[Dataset records]
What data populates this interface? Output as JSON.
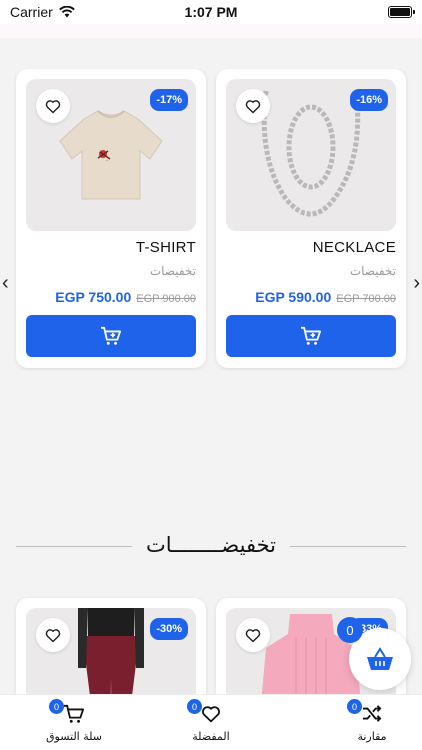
{
  "status_bar": {
    "carrier": "Carrier",
    "time": "1:07 PM"
  },
  "featured_products": [
    {
      "name": "T-SHIRT",
      "label": "تخفيضات",
      "discount": "-17%",
      "price": "EGP 750.00",
      "old_price": "EGP 900.00",
      "image": "tshirt",
      "favorite_icon": "heart-outline-icon",
      "cart_icon": "cart-add-icon"
    },
    {
      "name": "NECKLACE",
      "label": "تخفيضات",
      "discount": "-16%",
      "price": "EGP 590.00",
      "old_price": "EGP 700.00",
      "image": "necklace",
      "favorite_icon": "heart-outline-icon",
      "cart_icon": "cart-add-icon"
    }
  ],
  "carousel": {
    "prev_icon": "chevron-left-icon",
    "next_icon": "chevron-right-icon",
    "prev_glyph": "‹",
    "next_glyph": "›"
  },
  "sale_section": {
    "title": "تخفيضــــــــات"
  },
  "sale_products": [
    {
      "discount": "-30%",
      "image": "leggings",
      "favorite_icon": "heart-outline-icon"
    },
    {
      "discount": "-33%",
      "image": "pink-sweater",
      "favorite_icon": "heart-outline-icon"
    }
  ],
  "basket": {
    "count": "0",
    "icon": "basket-icon"
  },
  "bottom_nav": [
    {
      "label": "سلة التسوق",
      "count": "0",
      "icon": "cart-icon"
    },
    {
      "label": "المفضلة",
      "count": "0",
      "icon": "heart-icon"
    },
    {
      "label": "مقارنة",
      "count": "0",
      "icon": "shuffle-icon"
    }
  ],
  "colors": {
    "accent": "#1e63e9",
    "background": "#f4f3f3",
    "muted": "#9a9a9a"
  }
}
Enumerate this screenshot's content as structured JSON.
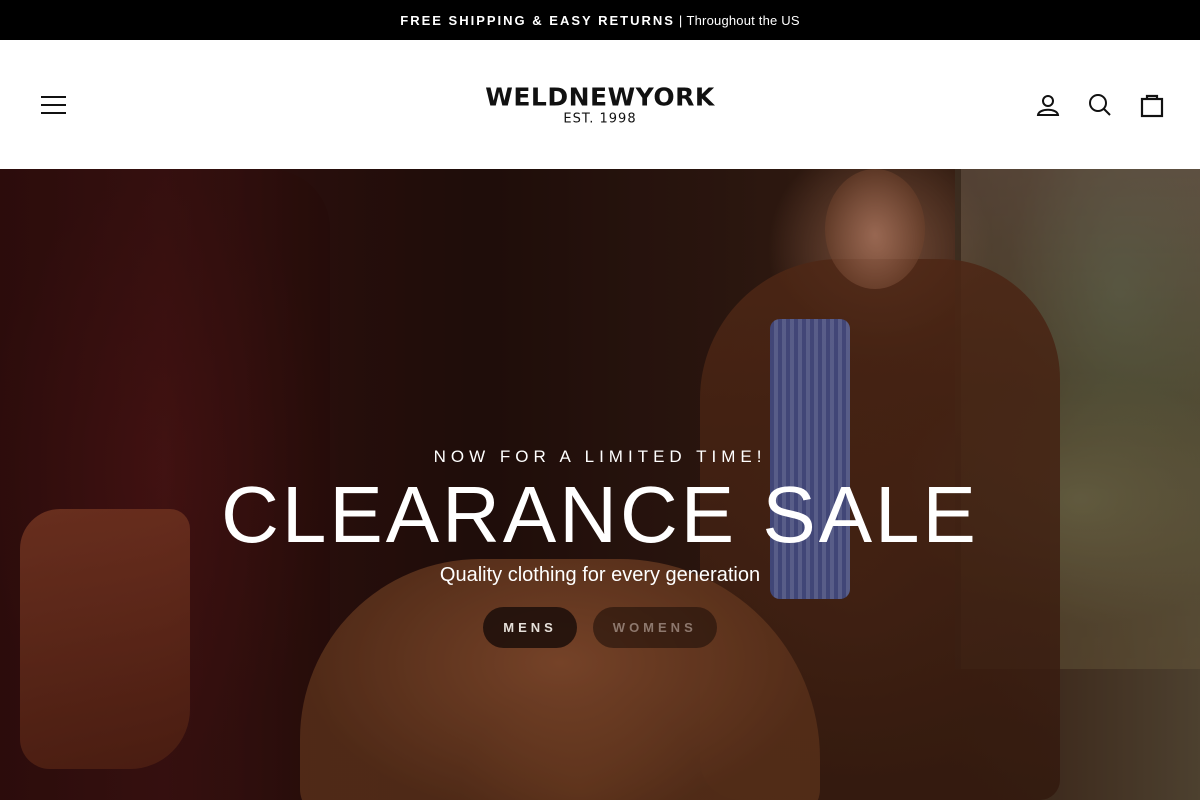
{
  "announcement": {
    "strong": "FREE SHIPPING & EASY RETURNS",
    "separator": "|",
    "rest": "Throughout the US"
  },
  "header": {
    "logo_main": "WELDNEWYORK",
    "logo_sub": "EST. 1998",
    "icons": {
      "menu": "hamburger-menu-icon",
      "account": "user-icon",
      "search": "search-icon",
      "cart": "shopping-bag-icon"
    }
  },
  "hero": {
    "kicker": "NOW FOR A LIMITED TIME!",
    "headline": "CLEARANCE SALE",
    "subline": "Quality clothing for every generation",
    "buttons": [
      {
        "label": "MENS"
      },
      {
        "label": "WOMENS"
      }
    ]
  },
  "colors": {
    "announcement_bg": "#000000",
    "header_bg": "#ffffff",
    "text_light": "#ffffff"
  }
}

# Task statement
Give all the entries again exactly, dropping each picture.

# In response
What data populates this interface? Output as JSON.
{
  "status_bar": {
    "carrier": "Carrier",
    "time": "1:07 PM"
  },
  "featured_products": [
    {
      "name": "T-SHIRT",
      "label": "تخفيضات",
      "discount": "-17%",
      "price": "EGP 750.00",
      "old_price": "EGP 900.00",
      "image": "tshirt",
      "favorite_icon": "heart-outline-icon",
      "cart_icon": "cart-add-icon"
    },
    {
      "name": "NECKLACE",
      "label": "تخفيضات",
      "discount": "-16%",
      "price": "EGP 590.00",
      "old_price": "EGP 700.00",
      "image": "necklace",
      "favorite_icon": "heart-outline-icon",
      "cart_icon": "cart-add-icon"
    }
  ],
  "carousel": {
    "prev_icon": "chevron-left-icon",
    "next_icon": "chevron-right-icon",
    "prev_glyph": "‹",
    "next_glyph": "›"
  },
  "sale_section": {
    "title": "تخفيضــــــــات"
  },
  "sale_products": [
    {
      "discount": "-30%",
      "image": "leggings",
      "favorite_icon": "heart-outline-icon"
    },
    {
      "discount": "-33%",
      "image": "pink-sweater",
      "favorite_icon": "heart-outline-icon"
    }
  ],
  "basket": {
    "count": "0",
    "icon": "basket-icon"
  },
  "bottom_nav": [
    {
      "label": "سلة التسوق",
      "count": "0",
      "icon": "cart-icon"
    },
    {
      "label": "المفضلة",
      "count": "0",
      "icon": "heart-icon"
    },
    {
      "label": "مقارنة",
      "count": "0",
      "icon": "shuffle-icon"
    }
  ],
  "colors": {
    "accent": "#1e63e9",
    "background": "#f4f3f3",
    "muted": "#9a9a9a"
  }
}
Enumerate this screenshot's content as structured JSON.
{
  "announcement": {
    "strong": "FREE SHIPPING & EASY RETURNS",
    "separator": "|",
    "rest": "Throughout the US"
  },
  "header": {
    "logo_main": "WELDNEWYORK",
    "logo_sub": "EST. 1998",
    "icons": {
      "menu": "hamburger-menu-icon",
      "account": "user-icon",
      "search": "search-icon",
      "cart": "shopping-bag-icon"
    }
  },
  "hero": {
    "kicker": "NOW FOR A LIMITED TIME!",
    "headline": "CLEARANCE SALE",
    "subline": "Quality clothing for every generation",
    "buttons": [
      {
        "label": "MENS"
      },
      {
        "label": "WOMENS"
      }
    ]
  },
  "colors": {
    "announcement_bg": "#000000",
    "header_bg": "#ffffff",
    "text_light": "#ffffff"
  }
}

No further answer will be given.